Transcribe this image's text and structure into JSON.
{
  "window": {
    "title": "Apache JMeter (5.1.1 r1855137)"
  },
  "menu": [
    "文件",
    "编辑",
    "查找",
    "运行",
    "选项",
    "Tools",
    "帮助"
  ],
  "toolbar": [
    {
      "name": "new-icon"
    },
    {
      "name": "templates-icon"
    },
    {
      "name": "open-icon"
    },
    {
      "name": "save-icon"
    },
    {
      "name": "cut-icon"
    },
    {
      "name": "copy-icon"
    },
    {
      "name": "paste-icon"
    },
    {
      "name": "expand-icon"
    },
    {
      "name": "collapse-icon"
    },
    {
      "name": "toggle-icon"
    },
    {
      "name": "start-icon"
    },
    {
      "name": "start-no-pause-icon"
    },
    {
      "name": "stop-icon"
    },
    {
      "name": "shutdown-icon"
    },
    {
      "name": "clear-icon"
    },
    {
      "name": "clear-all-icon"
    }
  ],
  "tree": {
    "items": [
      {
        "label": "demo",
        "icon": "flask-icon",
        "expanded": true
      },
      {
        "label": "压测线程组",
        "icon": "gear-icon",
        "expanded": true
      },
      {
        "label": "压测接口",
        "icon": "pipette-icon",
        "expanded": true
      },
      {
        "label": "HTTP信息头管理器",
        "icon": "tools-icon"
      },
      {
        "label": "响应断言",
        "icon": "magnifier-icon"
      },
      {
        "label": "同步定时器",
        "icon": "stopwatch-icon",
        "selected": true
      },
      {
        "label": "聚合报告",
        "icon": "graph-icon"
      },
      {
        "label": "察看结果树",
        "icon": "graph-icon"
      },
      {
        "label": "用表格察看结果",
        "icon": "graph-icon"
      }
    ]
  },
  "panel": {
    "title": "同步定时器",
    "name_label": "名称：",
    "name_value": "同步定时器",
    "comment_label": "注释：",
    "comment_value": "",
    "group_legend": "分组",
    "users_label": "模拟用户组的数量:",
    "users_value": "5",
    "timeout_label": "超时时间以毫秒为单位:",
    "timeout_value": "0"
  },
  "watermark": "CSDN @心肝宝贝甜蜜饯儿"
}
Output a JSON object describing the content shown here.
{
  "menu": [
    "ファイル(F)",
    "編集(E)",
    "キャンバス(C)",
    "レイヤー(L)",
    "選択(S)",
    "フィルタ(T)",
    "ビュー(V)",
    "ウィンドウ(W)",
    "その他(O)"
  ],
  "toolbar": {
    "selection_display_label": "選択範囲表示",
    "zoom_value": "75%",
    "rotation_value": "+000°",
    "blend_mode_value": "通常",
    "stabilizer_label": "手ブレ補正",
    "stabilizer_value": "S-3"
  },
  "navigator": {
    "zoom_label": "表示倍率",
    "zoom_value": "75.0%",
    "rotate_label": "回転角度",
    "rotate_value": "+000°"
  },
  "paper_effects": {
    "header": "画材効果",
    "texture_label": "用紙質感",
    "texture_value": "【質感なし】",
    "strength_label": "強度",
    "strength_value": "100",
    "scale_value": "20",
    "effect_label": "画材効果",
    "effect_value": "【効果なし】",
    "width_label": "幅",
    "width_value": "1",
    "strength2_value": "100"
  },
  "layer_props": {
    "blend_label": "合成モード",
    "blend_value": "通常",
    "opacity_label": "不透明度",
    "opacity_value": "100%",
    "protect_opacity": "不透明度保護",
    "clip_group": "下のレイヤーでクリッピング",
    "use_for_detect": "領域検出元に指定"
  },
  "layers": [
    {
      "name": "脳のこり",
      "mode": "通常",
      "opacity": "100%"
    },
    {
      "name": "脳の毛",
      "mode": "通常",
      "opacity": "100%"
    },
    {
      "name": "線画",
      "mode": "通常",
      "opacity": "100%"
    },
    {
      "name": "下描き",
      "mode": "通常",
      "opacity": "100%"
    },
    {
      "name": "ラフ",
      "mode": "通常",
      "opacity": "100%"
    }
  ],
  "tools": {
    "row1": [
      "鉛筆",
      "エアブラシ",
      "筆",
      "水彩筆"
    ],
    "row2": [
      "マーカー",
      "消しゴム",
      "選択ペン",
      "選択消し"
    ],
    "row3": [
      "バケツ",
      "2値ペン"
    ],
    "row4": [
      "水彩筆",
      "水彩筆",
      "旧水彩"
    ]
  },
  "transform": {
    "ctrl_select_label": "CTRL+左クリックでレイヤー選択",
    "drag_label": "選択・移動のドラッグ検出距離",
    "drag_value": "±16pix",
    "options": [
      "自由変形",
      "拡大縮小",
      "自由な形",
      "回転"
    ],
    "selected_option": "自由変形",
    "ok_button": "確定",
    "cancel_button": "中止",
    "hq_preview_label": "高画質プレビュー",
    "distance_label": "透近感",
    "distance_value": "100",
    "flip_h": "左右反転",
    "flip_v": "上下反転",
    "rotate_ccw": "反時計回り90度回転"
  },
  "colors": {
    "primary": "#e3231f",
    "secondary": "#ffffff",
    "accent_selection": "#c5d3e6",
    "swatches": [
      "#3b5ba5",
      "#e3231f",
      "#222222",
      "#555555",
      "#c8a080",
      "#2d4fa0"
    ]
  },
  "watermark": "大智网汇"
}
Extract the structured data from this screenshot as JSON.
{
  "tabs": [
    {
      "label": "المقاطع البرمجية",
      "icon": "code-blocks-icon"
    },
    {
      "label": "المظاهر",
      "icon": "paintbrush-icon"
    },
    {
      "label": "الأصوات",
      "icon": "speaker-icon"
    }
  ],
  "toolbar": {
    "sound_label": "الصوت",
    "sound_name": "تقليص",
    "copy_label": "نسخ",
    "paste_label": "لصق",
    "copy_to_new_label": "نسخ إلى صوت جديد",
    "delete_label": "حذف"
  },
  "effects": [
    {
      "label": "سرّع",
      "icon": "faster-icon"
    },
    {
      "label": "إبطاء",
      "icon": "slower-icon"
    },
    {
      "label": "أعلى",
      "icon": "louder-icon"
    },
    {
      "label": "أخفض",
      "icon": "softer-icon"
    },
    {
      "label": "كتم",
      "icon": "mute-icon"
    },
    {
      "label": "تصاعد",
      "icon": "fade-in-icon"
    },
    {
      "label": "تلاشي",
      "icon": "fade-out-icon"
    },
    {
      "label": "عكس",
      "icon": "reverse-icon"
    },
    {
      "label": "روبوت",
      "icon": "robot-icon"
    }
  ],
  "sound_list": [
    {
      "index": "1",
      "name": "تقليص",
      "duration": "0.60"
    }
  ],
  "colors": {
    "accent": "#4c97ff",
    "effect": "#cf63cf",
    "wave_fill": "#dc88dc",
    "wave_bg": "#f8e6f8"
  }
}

* * *

— SHORT PROBLEM —
Please output the entries above, every line exactly as it reads.

— EXPECTED ANSWER —
Transcribe this image's text and structure into JSON.
{
  "window": {
    "title": "Apache JMeter (5.1.1 r1855137)"
  },
  "menu": [
    "文件",
    "编辑",
    "查找",
    "运行",
    "选项",
    "Tools",
    "帮助"
  ],
  "toolbar": [
    {
      "name": "new-icon"
    },
    {
      "name": "templates-icon"
    },
    {
      "name": "open-icon"
    },
    {
      "name": "save-icon"
    },
    {
      "name": "cut-icon"
    },
    {
      "name": "copy-icon"
    },
    {
      "name": "paste-icon"
    },
    {
      "name": "expand-icon"
    },
    {
      "name": "collapse-icon"
    },
    {
      "name": "toggle-icon"
    },
    {
      "name": "start-icon"
    },
    {
      "name": "start-no-pause-icon"
    },
    {
      "name": "stop-icon"
    },
    {
      "name": "shutdown-icon"
    },
    {
      "name": "clear-icon"
    },
    {
      "name": "clear-all-icon"
    }
  ],
  "tree": {
    "items": [
      {
        "label": "demo",
        "icon": "flask-icon",
        "expanded": true
      },
      {
        "label": "压测线程组",
        "icon": "gear-icon",
        "expanded": true
      },
      {
        "label": "压测接口",
        "icon": "pipette-icon",
        "expanded": true
      },
      {
        "label": "HTTP信息头管理器",
        "icon": "tools-icon"
      },
      {
        "label": "响应断言",
        "icon": "magnifier-icon"
      },
      {
        "label": "同步定时器",
        "icon": "stopwatch-icon",
        "selected": true
      },
      {
        "label": "聚合报告",
        "icon": "graph-icon"
      },
      {
        "label": "察看结果树",
        "icon": "graph-icon"
      },
      {
        "label": "用表格察看结果",
        "icon": "graph-icon"
      }
    ]
  },
  "panel": {
    "title": "同步定时器",
    "name_label": "名称：",
    "name_value": "同步定时器",
    "comment_label": "注释：",
    "comment_value": "",
    "group_legend": "分组",
    "users_label": "模拟用户组的数量:",
    "users_value": "5",
    "timeout_label": "超时时间以毫秒为单位:",
    "timeout_value": "0"
  },
  "watermark": "CSDN @心肝宝贝甜蜜饯儿"
}
Output a JSON object describing the content shown here.
{
  "menu": [
    "ファイル(F)",
    "編集(E)",
    "キャンバス(C)",
    "レイヤー(L)",
    "選択(S)",
    "フィルタ(T)",
    "ビュー(V)",
    "ウィンドウ(W)",
    "その他(O)"
  ],
  "toolbar": {
    "selection_display_label": "選択範囲表示",
    "zoom_value": "75%",
    "rotation_value": "+000°",
    "blend_mode_value": "通常",
    "stabilizer_label": "手ブレ補正",
    "stabilizer_value": "S-3"
  },
  "navigator": {
    "zoom_label": "表示倍率",
    "zoom_value": "75.0%",
    "rotate_label": "回転角度",
    "rotate_value": "+000°"
  },
  "paper_effects": {
    "header": "画材効果",
    "texture_label": "用紙質感",
    "texture_value": "【質感なし】",
    "strength_label": "強度",
    "strength_value": "100",
    "scale_value": "20",
    "effect_label": "画材効果",
    "effect_value": "【効果なし】",
    "width_label": "幅",
    "width_value": "1",
    "strength2_value": "100"
  },
  "layer_props": {
    "blend_label": "合成モード",
    "blend_value": "通常",
    "opacity_label": "不透明度",
    "opacity_value": "100%",
    "protect_opacity": "不透明度保護",
    "clip_group": "下のレイヤーでクリッピング",
    "use_for_detect": "領域検出元に指定"
  },
  "layers": [
    {
      "name": "脳のこり",
      "mode": "通常",
      "opacity": "100%"
    },
    {
      "name": "脳の毛",
      "mode": "通常",
      "opacity": "100%"
    },
    {
      "name": "線画",
      "mode": "通常",
      "opacity": "100%"
    },
    {
      "name": "下描き",
      "mode": "通常",
      "opacity": "100%"
    },
    {
      "name": "ラフ",
      "mode": "通常",
      "opacity": "100%"
    }
  ],
  "tools": {
    "row1": [
      "鉛筆",
      "エアブラシ",
      "筆",
      "水彩筆"
    ],
    "row2": [
      "マーカー",
      "消しゴム",
      "選択ペン",
      "選択消し"
    ],
    "row3": [
      "バケツ",
      "2値ペン"
    ],
    "row4": [
      "水彩筆",
      "水彩筆",
      "旧水彩"
    ]
  },
  "transform": {
    "ctrl_select_label": "CTRL+左クリックでレイヤー選択",
    "drag_label": "選択・移動のドラッグ検出距離",
    "drag_value": "±16pix",
    "options": [
      "自由変形",
      "拡大縮小",
      "自由な形",
      "回転"
    ],
    "selected_option": "自由変形",
    "ok_button": "確定",
    "cancel_button": "中止",
    "hq_preview_label": "高画質プレビュー",
    "distance_label": "透近感",
    "distance_value": "100",
    "flip_h": "左右反転",
    "flip_v": "上下反転",
    "rotate_ccw": "反時計回り90度回転"
  },
  "colors": {
    "primary": "#e3231f",
    "secondary": "#ffffff",
    "accent_selection": "#c5d3e6",
    "swatches": [
      "#3b5ba5",
      "#e3231f",
      "#222222",
      "#555555",
      "#c8a080",
      "#2d4fa0"
    ]
  },
  "watermark": "大智网汇"
}
Extract the structured data from this screenshot as JSON.
{
  "tabs": [
    {
      "label": "المقاطع البرمجية",
      "icon": "code-blocks-icon"
    },
    {
      "label": "المظاهر",
      "icon": "paintbrush-icon"
    },
    {
      "label": "الأصوات",
      "icon": "speaker-icon"
    }
  ],
  "toolbar": {
    "sound_label": "الصوت",
    "sound_name": "تقليص",
    "copy_label": "نسخ",
    "paste_label": "لصق",
    "copy_to_new_label": "نسخ إلى صوت جديد",
    "delete_label": "حذف"
  },
  "effects": [
    {
      "label": "سرّع",
      "icon": "faster-icon"
    },
    {
      "label": "إبطاء",
      "icon": "slower-icon"
    },
    {
      "label": "أعلى",
      "icon": "louder-icon"
    },
    {
      "label": "أخفض",
      "icon": "softer-icon"
    },
    {
      "label": "كتم",
      "icon": "mute-icon"
    },
    {
      "label": "تصاعد",
      "icon": "fade-in-icon"
    },
    {
      "label": "تلاشي",
      "icon": "fade-out-icon"
    },
    {
      "label": "عكس",
      "icon": "reverse-icon"
    },
    {
      "label": "روبوت",
      "icon": "robot-icon"
    }
  ],
  "sound_list": [
    {
      "index": "1",
      "name": "تقليص",
      "duration": "0.60"
    }
  ],
  "colors": {
    "accent": "#4c97ff",
    "effect": "#cf63cf",
    "wave_fill": "#dc88dc",
    "wave_bg": "#f8e6f8"
  }
}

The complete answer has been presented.